TASK STATEMENT:
Repeat the material below exactly, line for line.

-------------------------

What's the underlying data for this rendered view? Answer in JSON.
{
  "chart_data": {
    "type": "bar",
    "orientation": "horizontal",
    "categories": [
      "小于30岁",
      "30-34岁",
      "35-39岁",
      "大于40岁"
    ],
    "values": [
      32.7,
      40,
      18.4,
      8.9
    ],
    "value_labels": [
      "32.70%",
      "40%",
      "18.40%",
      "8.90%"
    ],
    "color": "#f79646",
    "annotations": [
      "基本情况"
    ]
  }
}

-------------------------

THE SOLUTION:
What's the underlying data for this rendered view? Answer in JSON.
{
  "chart_data": {
    "type": "bar",
    "orientation": "horizontal",
    "categories": [
      "小于30岁",
      "30-34岁",
      "35-39岁",
      "大于40岁"
    ],
    "values": [
      32.7,
      40,
      18.4,
      8.9
    ],
    "value_labels": [
      "32.70%",
      "40%",
      "18.40%",
      "8.90%"
    ],
    "color": "#f79646",
    "annotations": [
      "基本情况"
    ]
  }
}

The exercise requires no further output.